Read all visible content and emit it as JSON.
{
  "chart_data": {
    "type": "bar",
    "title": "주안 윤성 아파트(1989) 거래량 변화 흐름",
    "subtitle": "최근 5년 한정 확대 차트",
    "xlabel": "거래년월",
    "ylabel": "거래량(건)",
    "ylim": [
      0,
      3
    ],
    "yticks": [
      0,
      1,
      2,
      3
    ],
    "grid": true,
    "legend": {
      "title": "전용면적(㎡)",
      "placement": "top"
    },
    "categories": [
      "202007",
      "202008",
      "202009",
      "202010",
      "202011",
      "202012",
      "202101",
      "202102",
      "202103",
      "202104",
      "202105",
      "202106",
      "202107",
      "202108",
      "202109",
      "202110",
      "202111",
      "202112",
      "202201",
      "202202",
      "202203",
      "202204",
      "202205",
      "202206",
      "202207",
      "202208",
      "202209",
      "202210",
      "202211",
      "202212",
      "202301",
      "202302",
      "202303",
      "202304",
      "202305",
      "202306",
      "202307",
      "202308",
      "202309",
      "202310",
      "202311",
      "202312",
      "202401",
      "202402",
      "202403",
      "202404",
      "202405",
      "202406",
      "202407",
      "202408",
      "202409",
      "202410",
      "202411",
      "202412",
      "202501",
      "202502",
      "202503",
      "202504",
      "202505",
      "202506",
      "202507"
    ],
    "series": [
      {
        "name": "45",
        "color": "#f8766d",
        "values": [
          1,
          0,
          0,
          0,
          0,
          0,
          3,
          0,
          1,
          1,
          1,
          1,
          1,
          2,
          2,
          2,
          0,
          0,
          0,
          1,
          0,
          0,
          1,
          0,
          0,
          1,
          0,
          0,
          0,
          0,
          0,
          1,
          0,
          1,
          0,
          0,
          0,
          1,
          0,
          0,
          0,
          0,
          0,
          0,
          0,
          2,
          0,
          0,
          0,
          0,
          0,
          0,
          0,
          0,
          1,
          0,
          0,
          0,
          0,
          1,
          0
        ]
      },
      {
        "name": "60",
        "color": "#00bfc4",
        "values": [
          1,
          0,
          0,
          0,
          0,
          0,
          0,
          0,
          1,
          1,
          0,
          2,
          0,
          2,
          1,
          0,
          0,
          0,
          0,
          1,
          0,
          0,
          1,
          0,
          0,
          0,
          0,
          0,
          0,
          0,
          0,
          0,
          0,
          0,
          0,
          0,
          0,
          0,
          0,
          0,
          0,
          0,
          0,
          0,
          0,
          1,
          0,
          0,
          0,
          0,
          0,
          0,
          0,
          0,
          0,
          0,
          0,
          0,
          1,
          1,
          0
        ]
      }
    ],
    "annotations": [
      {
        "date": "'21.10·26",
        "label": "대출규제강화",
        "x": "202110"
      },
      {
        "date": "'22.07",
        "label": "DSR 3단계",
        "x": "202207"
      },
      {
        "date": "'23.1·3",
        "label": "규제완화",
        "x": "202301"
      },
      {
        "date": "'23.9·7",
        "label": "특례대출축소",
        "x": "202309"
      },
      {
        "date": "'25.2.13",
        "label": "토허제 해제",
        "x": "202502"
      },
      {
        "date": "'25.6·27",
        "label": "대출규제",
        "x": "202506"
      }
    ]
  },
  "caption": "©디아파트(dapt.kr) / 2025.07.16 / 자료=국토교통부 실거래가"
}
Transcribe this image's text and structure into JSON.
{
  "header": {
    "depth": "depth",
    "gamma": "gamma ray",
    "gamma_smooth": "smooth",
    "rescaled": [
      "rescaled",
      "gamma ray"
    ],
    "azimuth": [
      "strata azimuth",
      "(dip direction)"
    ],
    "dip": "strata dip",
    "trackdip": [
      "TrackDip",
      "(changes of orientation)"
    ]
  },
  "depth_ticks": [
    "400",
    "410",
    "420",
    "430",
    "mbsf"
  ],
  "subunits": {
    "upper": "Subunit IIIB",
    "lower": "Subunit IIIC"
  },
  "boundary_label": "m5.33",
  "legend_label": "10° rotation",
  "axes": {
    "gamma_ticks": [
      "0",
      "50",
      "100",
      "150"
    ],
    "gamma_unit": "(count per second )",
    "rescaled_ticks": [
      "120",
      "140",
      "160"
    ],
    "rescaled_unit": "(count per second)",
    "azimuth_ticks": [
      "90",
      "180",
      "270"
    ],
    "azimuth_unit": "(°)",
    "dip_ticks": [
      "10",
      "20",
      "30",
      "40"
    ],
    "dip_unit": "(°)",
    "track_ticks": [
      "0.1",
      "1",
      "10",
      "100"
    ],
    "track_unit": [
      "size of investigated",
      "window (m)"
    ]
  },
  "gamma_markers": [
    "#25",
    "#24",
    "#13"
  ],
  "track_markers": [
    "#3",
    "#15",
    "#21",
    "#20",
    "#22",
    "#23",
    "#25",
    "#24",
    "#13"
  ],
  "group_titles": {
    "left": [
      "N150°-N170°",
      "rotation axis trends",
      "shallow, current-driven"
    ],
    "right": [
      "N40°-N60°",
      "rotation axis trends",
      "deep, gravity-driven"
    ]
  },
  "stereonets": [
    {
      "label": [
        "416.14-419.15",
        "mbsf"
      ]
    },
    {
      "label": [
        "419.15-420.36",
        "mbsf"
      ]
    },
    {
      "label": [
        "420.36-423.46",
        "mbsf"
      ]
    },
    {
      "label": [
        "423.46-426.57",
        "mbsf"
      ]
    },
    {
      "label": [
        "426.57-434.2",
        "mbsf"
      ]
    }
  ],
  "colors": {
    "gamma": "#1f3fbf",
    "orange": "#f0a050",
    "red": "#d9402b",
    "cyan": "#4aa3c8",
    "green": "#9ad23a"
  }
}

□ □ □ □ □

-- Work to do --
Whichever lines contain the string "count", select and copy them.

-- Answer to this task --
    "gamma_unit": "(count per second )",
    "rescaled_unit": "(count per second)",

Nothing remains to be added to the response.